Ketegangan Kepemilikan Lahan Jusuf Kalla vs Lippo (GMTD)


Sengketa Lahan 16 Hektare di Makassar: Perbedaan Pendapat dan Perspektif Hukum

Perdebatan mengenai kepemilikan lahan seluas 16 hektare di kawasan Tanjung Bunga, Makassar, Sulawesi Selatan antara PT Gowa Makassar Tourism Development Tbk. (GMTD) dengan PT Hadji Kalla semakin memanas. Kedua pihak saling menegaskan klaim sah atas lahan tersebut, yang berdampak pada ketegangan dalam pengembangan wilayah.

○ ○ ○ ○ ○ ○ ○

Tugas Dikerjakan. Teruskan teks tentang sengketa lahan 16 hektare di Tanjung Bunga, Makassar, mulai setelah kalimat terakhirnya.

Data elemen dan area
○ ○ ○ ○ ○ ○ ○

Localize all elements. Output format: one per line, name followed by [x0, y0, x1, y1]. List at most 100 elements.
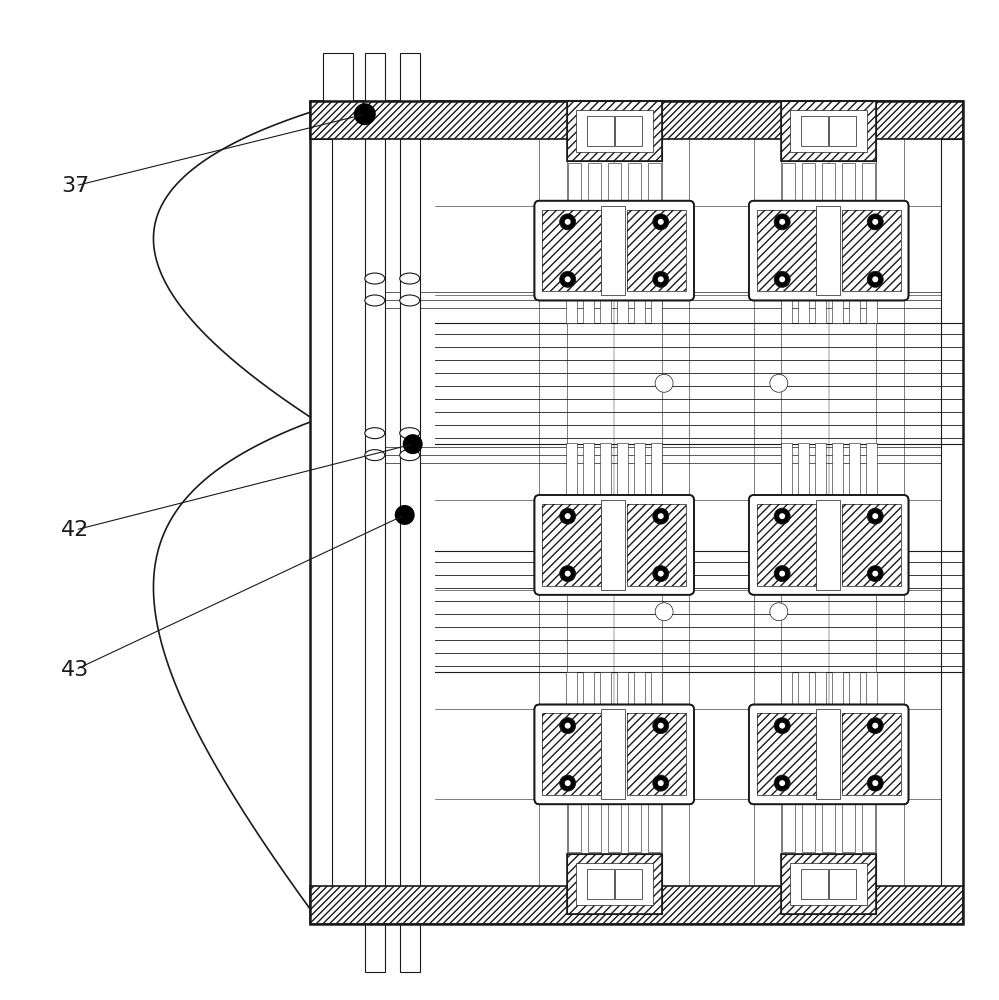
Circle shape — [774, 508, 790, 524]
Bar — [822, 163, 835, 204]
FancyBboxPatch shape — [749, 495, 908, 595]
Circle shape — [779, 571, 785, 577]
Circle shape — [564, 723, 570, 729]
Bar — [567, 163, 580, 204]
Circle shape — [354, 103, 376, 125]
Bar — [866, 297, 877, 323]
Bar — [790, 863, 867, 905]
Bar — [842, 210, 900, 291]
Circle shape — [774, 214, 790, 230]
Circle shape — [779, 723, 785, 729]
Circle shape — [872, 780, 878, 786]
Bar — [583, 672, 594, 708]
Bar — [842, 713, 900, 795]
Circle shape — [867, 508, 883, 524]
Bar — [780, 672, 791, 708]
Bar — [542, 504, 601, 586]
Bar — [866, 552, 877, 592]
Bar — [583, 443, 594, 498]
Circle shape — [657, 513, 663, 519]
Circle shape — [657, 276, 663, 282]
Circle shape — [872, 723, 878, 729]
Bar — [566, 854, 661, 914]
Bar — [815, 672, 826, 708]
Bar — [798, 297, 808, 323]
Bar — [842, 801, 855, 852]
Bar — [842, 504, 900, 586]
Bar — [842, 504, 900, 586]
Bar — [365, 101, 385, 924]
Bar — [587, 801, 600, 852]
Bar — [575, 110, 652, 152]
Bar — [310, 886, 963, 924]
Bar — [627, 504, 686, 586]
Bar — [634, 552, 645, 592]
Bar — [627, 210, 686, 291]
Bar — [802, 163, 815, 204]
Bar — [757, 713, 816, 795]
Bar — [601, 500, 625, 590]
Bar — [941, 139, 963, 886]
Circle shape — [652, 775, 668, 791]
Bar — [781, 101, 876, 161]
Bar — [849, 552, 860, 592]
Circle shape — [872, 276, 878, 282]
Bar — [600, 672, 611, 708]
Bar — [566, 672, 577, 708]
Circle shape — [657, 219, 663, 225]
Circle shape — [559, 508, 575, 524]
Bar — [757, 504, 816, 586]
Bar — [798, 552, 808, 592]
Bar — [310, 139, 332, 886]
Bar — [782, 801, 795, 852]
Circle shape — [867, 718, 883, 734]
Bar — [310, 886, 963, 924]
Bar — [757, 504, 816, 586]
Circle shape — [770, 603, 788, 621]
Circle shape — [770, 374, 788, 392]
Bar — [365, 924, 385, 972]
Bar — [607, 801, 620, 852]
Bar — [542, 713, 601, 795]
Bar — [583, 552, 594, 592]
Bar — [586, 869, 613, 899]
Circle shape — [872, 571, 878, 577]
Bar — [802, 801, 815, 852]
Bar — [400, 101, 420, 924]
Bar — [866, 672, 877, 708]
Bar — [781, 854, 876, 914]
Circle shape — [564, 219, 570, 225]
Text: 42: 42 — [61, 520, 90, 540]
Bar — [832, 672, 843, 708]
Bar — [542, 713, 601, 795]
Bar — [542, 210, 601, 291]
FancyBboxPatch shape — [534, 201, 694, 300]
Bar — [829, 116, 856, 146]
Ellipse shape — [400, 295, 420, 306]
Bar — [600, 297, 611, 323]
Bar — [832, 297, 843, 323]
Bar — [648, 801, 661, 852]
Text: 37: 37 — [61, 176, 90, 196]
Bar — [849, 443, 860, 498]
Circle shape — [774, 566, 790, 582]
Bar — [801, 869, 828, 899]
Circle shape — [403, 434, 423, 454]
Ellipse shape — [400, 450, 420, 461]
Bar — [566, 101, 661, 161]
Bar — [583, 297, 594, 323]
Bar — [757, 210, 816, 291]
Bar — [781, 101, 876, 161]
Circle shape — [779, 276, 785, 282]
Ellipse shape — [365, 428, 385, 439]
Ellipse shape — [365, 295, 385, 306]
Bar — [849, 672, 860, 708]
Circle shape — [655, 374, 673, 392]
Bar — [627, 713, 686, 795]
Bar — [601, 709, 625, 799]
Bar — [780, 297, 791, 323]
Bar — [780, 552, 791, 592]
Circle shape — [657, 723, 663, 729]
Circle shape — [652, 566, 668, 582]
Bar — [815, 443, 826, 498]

○ ○ ○ ○ ○ ○ ○

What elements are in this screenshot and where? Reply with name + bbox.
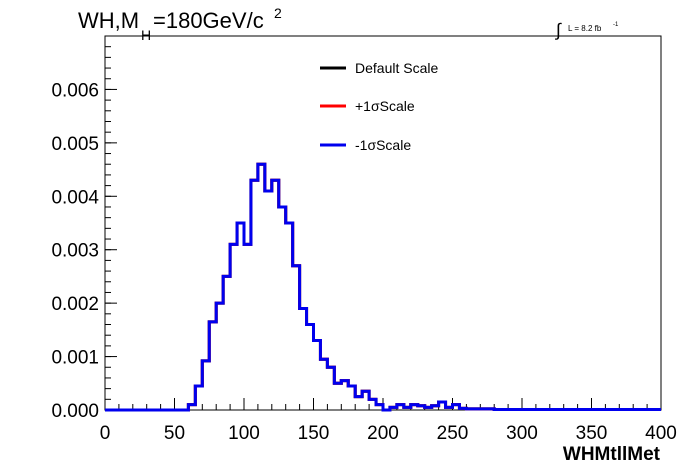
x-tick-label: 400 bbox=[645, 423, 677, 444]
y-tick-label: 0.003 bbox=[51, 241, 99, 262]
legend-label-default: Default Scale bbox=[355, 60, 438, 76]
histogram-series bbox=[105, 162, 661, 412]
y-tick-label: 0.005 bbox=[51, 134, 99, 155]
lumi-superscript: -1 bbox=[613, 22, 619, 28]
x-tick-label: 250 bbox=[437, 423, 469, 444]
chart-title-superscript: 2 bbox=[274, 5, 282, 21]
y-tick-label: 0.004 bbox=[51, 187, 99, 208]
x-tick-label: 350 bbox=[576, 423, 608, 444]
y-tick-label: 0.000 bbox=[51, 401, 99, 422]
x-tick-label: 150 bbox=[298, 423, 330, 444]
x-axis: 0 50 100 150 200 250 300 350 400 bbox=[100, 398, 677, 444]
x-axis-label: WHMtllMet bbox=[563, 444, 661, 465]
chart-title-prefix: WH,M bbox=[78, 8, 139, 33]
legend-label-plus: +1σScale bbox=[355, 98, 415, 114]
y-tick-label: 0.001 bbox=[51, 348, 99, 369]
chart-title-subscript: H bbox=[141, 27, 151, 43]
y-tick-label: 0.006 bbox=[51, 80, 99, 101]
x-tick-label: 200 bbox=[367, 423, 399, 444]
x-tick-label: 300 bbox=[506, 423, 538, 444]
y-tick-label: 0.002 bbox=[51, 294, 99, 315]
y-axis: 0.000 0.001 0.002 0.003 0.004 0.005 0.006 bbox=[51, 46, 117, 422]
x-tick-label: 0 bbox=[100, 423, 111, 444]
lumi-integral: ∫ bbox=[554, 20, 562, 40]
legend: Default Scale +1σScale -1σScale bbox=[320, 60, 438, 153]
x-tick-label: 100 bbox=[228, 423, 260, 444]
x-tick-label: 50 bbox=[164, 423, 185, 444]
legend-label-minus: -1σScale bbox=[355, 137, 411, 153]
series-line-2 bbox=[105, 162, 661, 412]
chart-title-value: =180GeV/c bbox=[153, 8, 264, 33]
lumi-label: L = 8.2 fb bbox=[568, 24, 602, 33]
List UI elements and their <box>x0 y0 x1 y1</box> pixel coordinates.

○ ○ ○ ○ ○ ○ ○

Jawaban Tertulis.
Pernyataan dari PT GMTD

Presiden Direktur PT GMTD, Ali Said, menanggapi pernyataan kuasa hukum Jusuf Kalla yang menyebut bahwa legalitas kepemilikan lahan oleh GMTD tidak memiliki dasar hukum. Ia menegaskan bahwa perusahaan miliknya memiliki dokumen hukum yang lengkap dan terbuka. Dokumen-dokumen ini mencakup sertifikat resmi dari BPN, seperti SHM 25/1970 yang kemudian diperbarui menjadi SHM 3307/1997, serta SHGB 20454/1997. Selain itu, GMTD juga memiliki pembukuan audited sebagai perusahaan terbuka.

Ali menjelaskan bahwa pihaknya telah menerima empat putusan inkracht antara tahun 2002–2007 yang memenangkan GMTD. Selain itu, ada eksekusi PN Makassar tanggal 3 November 2025 dan dokumen PKKPR per tanggal 15 Oktober 2025. "Semua dokumen tersebut tidak pernah dibantah karena memang tidak bisa dibantah," ujarnya dalam keterangan resmi.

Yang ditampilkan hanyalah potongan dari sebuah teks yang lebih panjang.